(EXERCISE DESCRIPTION)
Extract the complete listing and repeat it word for word.
═════ DATA RECORDS
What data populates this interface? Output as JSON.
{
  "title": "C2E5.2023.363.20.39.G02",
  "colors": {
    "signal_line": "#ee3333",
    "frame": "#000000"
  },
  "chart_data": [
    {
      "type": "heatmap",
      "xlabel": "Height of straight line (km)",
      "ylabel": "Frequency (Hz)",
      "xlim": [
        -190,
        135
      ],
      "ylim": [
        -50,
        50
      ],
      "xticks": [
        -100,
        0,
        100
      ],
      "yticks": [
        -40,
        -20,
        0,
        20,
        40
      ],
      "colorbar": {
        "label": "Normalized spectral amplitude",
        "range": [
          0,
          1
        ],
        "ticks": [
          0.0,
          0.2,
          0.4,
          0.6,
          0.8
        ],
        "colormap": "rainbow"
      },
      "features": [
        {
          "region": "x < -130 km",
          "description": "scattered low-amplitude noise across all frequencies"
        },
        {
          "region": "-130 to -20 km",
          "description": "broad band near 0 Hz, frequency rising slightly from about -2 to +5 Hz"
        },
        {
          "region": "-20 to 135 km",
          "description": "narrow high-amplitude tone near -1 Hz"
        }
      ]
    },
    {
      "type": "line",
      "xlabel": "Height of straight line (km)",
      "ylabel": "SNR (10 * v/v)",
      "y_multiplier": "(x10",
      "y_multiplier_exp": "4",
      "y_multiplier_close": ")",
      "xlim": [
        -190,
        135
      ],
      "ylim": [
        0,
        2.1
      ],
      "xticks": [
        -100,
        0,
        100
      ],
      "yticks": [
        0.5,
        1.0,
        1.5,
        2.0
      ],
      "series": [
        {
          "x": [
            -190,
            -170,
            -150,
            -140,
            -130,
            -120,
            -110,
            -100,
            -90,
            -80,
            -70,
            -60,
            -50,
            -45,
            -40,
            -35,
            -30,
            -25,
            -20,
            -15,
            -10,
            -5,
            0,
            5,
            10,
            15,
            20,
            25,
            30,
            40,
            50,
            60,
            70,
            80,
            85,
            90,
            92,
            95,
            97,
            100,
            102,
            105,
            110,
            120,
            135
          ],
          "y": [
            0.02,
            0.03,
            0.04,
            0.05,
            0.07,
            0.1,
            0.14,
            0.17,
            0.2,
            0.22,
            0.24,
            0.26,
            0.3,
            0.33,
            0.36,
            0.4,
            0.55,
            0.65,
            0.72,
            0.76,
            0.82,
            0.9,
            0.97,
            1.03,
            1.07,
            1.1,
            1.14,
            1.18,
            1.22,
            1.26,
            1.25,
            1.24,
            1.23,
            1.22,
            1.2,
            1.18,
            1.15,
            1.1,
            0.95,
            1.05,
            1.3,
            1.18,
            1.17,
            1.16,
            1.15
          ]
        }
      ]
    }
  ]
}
══════════
(EXERCISE RESULT)
What data populates this interface? Output as JSON.
{
  "title": "C2E5.2023.363.20.39.G02",
  "colors": {
    "signal_line": "#ee3333",
    "frame": "#000000"
  },
  "chart_data": [
    {
      "type": "heatmap",
      "xlabel": "Height of straight line (km)",
      "ylabel": "Frequency (Hz)",
      "xlim": [
        -190,
        135
      ],
      "ylim": [
        -50,
        50
      ],
      "xticks": [
        -100,
        0,
        100
      ],
      "yticks": [
        -40,
        -20,
        0,
        20,
        40
      ],
      "colorbar": {
        "label": "Normalized spectral amplitude",
        "range": [
          0,
          1
        ],
        "ticks": [
          0.0,
          0.2,
          0.4,
          0.6,
          0.8
        ],
        "colormap": "rainbow"
      },
      "features": [
        {
          "region": "x < -130 km",
          "description": "scattered low-amplitude noise across all frequencies"
        },
        {
          "region": "-130 to -20 km",
          "description": "broad band near 0 Hz, frequency rising slightly from about -2 to +5 Hz"
        },
        {
          "region": "-20 to 135 km",
          "description": "narrow high-amplitude tone near -1 Hz"
        }
      ]
    },
    {
      "type": "line",
      "xlabel": "Height of straight line (km)",
      "ylabel": "SNR (10 * v/v)",
      "y_multiplier": "(x10",
      "y_multiplier_exp": "4",
      "y_multiplier_close": ")",
      "xlim": [
        -190,
        135
      ],
      "ylim": [
        0,
        2.1
      ],
      "xticks": [
        -100,
        0,
        100
      ],
      "yticks": [
        0.5,
        1.0,
        1.5,
        2.0
      ],
      "series": [
        {
          "x": [
            -190,
            -170,
            -150,
            -140,
            -130,
            -120,
            -110,
            -100,
            -90,
            -80,
            -70,
            -60,
            -50,
            -45,
            -40,
            -35,
            -30,
            -25,
            -20,
            -15,
            -10,
            -5,
            0,
            5,
            10,
            15,
            20,
            25,
            30,
            40,
            50,
            60,
            70,
            80,
            85,
            90,
            92,
            95,
            97,
            100,
            102,
            105,
            110,
            120,
            135
          ],
          "y": [
            0.02,
            0.03,
            0.04,
            0.05,
            0.07,
            0.1,
            0.14,
            0.17,
            0.2,
            0.22,
            0.24,
            0.26,
            0.3,
            0.33,
            0.36,
            0.4,
            0.55,
            0.65,
            0.72,
            0.76,
            0.82,
            0.9,
            0.97,
            1.03,
            1.07,
            1.1,
            1.14,
            1.18,
            1.22,
            1.26,
            1.25,
            1.24,
            1.23,
            1.22,
            1.2,
            1.18,
            1.15,
            1.1,
            0.95,
            1.05,
            1.3,
            1.18,
            1.17,
            1.16,
            1.15
          ]
        }
      ]
    }
  ]
}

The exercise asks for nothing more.